Requirement: For the listing below, give the number of lines in which "page" occurs. Add nothing.

[start of Entries shown]

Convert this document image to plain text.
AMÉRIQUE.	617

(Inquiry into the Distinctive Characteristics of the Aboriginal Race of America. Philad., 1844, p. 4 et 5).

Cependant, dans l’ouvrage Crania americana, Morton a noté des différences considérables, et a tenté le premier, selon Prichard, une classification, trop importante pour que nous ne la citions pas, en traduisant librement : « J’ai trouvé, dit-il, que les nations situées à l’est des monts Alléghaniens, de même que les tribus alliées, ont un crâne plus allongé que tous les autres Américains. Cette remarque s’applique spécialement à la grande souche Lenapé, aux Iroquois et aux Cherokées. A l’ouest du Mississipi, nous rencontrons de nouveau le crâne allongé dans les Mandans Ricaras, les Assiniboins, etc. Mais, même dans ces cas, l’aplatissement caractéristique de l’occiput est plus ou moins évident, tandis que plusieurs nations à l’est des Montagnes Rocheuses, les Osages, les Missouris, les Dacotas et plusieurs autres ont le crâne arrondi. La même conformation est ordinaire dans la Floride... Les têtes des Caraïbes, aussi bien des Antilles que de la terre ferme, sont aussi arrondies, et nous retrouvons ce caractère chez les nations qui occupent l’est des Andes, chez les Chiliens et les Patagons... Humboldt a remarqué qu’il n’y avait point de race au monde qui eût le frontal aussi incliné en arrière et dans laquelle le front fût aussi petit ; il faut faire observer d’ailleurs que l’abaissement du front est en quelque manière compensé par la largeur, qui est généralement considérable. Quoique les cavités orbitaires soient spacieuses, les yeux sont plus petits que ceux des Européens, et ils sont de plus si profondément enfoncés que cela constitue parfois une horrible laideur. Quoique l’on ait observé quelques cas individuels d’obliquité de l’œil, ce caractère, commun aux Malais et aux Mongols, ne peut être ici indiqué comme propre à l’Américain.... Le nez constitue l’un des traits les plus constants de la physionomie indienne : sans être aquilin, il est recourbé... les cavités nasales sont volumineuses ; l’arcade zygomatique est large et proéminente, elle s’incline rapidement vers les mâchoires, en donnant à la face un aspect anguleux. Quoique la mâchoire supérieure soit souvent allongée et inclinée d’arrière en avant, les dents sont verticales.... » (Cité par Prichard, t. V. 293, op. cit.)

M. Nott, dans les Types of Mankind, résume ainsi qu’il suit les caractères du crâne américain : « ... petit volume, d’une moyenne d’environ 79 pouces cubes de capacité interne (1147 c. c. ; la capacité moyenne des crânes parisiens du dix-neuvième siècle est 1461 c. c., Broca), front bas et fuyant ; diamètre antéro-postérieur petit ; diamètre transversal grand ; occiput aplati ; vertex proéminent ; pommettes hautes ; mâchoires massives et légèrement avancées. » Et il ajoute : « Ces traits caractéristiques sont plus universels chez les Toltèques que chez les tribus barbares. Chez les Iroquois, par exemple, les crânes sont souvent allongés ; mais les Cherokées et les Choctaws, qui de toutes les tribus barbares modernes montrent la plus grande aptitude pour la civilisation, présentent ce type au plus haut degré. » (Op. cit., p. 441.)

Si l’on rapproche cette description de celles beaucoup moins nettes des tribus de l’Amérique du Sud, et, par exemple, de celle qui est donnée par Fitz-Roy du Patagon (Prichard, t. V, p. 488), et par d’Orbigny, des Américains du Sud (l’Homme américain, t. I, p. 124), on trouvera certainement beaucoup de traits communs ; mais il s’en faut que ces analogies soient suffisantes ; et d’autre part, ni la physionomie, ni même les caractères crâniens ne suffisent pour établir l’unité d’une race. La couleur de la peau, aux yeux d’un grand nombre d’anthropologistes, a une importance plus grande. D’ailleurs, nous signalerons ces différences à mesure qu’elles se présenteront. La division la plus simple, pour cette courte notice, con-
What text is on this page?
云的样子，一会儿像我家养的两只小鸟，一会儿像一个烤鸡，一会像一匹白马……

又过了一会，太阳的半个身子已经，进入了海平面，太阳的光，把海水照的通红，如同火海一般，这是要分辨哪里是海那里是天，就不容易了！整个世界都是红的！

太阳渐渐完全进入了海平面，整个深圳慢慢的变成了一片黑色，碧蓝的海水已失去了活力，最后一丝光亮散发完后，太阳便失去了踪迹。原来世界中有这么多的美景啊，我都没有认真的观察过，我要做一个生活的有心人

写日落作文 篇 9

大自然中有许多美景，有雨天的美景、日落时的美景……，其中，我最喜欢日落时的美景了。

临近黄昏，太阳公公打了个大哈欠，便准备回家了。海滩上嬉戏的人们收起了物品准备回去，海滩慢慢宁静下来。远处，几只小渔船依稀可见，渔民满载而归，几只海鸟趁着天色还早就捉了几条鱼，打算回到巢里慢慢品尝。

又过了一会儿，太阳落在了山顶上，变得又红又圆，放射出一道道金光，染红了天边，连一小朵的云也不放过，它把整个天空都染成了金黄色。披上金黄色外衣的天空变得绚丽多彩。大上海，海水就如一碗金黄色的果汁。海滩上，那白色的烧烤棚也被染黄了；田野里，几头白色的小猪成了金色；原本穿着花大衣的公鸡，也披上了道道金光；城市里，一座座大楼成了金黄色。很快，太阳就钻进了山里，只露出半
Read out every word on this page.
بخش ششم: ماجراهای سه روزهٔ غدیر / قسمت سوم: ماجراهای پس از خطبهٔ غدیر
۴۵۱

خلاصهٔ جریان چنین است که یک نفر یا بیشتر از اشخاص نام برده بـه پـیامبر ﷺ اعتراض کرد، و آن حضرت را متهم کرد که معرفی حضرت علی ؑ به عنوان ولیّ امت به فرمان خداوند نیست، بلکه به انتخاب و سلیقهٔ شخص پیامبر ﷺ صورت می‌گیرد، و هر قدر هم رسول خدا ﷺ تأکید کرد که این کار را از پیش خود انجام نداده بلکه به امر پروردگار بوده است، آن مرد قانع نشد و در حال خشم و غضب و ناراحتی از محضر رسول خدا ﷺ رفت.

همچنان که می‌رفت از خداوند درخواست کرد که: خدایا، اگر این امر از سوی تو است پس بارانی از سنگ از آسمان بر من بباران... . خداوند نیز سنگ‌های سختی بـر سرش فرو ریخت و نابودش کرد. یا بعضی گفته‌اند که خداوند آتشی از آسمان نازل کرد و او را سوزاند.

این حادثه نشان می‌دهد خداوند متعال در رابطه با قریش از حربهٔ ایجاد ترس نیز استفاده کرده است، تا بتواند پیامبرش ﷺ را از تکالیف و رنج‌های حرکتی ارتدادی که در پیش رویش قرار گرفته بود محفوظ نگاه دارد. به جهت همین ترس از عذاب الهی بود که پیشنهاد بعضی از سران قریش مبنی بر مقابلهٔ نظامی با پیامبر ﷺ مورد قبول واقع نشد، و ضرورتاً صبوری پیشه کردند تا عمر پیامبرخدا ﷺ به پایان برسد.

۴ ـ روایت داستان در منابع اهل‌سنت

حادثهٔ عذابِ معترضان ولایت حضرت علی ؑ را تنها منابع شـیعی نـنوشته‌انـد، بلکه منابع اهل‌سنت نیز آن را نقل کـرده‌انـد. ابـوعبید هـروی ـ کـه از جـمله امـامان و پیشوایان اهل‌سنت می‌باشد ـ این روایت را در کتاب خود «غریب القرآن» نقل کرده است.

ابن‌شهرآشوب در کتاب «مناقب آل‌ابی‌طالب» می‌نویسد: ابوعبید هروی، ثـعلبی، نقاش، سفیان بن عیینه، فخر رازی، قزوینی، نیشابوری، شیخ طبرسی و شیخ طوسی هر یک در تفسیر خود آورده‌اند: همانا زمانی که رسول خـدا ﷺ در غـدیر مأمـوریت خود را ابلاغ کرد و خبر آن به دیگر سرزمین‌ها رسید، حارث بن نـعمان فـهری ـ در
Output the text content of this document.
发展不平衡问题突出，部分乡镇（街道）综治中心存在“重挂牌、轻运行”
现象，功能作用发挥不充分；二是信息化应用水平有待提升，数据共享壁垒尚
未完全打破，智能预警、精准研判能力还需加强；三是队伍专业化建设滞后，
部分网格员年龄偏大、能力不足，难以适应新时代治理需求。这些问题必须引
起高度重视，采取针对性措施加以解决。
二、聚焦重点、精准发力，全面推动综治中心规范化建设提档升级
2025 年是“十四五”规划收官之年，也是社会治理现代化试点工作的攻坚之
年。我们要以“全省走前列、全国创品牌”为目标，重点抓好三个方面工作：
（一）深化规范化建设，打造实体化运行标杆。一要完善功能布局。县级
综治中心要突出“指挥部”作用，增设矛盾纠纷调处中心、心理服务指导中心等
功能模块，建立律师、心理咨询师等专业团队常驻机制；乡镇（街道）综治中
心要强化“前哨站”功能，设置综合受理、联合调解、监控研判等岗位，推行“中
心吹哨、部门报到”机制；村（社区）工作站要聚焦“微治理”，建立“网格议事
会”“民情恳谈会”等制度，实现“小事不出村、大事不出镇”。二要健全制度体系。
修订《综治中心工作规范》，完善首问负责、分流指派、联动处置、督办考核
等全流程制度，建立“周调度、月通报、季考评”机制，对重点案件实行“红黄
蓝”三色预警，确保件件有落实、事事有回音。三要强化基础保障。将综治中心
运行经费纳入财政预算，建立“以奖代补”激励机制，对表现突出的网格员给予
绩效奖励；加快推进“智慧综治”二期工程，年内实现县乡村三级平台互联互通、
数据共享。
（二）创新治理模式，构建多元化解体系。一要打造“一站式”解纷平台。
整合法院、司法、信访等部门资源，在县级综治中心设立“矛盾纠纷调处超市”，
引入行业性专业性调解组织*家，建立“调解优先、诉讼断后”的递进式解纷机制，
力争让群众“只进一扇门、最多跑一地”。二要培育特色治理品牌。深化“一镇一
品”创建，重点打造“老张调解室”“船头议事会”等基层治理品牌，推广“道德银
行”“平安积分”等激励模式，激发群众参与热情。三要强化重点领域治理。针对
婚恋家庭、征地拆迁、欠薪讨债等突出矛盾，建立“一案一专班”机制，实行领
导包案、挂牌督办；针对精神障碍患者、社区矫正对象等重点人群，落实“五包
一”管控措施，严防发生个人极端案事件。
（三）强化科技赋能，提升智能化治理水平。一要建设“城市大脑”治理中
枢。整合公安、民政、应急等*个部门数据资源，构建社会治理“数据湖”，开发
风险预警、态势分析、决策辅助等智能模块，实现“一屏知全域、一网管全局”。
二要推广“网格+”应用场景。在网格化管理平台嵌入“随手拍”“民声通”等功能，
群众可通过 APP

[end of Entries shown]

Solution: 2